Counter-Factual and Radical History ...
Jonathan Dresner's observations, "Alternate Narratives as Propaganda", about Gregg Easterbrook's alternative narrative about George Bush's pre-emptive strike on Afghanistan and Tristram Hunt's essay,"Pasting Over the Past" in The Guardian, caused me to wonder about counter-factual history. In the poverty of my imagination, I did a Google search for" counter-factual." Its top site, curiously enough, is Cheathouse, a term paper service:"Let's pretend I wrote this paper.""Cheathouse" does tell the little darlings that"Counter-factual history is very crucial to our understanding of the nature of history." Yah, right. Whether I agree with that profundity or not, you still get an"F".

> [Task list]
a) List every person named in the passage on counter-factual history.
b) Please pick up the passage on counter-factual history after its final sentence and carry it on.

> [Information provided]
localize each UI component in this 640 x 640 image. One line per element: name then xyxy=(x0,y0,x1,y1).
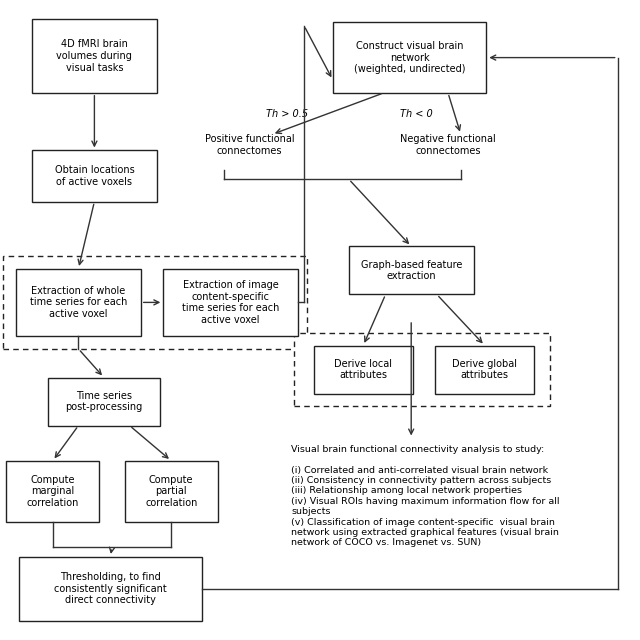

> [In response]
a) Jonathan Dresner, Gregg Easterbrook, George Bush, Tristram Hunt

b)
More seriously, there's an assumption in both a comment by Anne Zook at Dresner's post and in Hunt's essay that counter-factual history must needs be a reactionary exercise. Although he argues that about a book by"a ragged bunch of rightwing historians," Hunt seems to believe that counterfactual history is inherently a reactionary gesture. He offers the obligatory comment by E. H. Carr that it is an"idle ‘parlour game'" and E. P. Thompson's more colorful suggestion that it is"Geschichtswissenschlopf " or"unhistorical shit."* Of his"ragged bunch," Hunt says:
The conservatives who contribute to this literature portray themselves as battling against the dominant but flawed ideologies of Marxist and Whig history. Such analyses of the past, they say, never allow for the role of accident and serendipity. Instead, the past is presented as a series of milestones in an advance towards communism or liberal democracy. It is the calling of these modern iconoclasts to reintroduce the crooked timber of humanity back into history."Crooked timber of humanity" are of course the words of Sir Isaiah Berlin from which our friends over at Crooked Timber take their name. Neither Berlin nor our friends at Crooked Timber are at the heart of some reactionary conspiracy. Nor, however, do they much indulge in counter-factual history. Its most prominent practitioner, on the other hand, Niall Ferguson, is decidedly conservative, if by that you mean a celebrant of capitalism and imperialism. But that, it seems to me, gets things almost exactly backwards. In my view, capitalism and imperialism -- not the unity of the proletariat or the nation/state nor the democratic wisdom of the enfranchised -- are the most radical forces in the modern world, commonly ruthlessly disruptive of human community.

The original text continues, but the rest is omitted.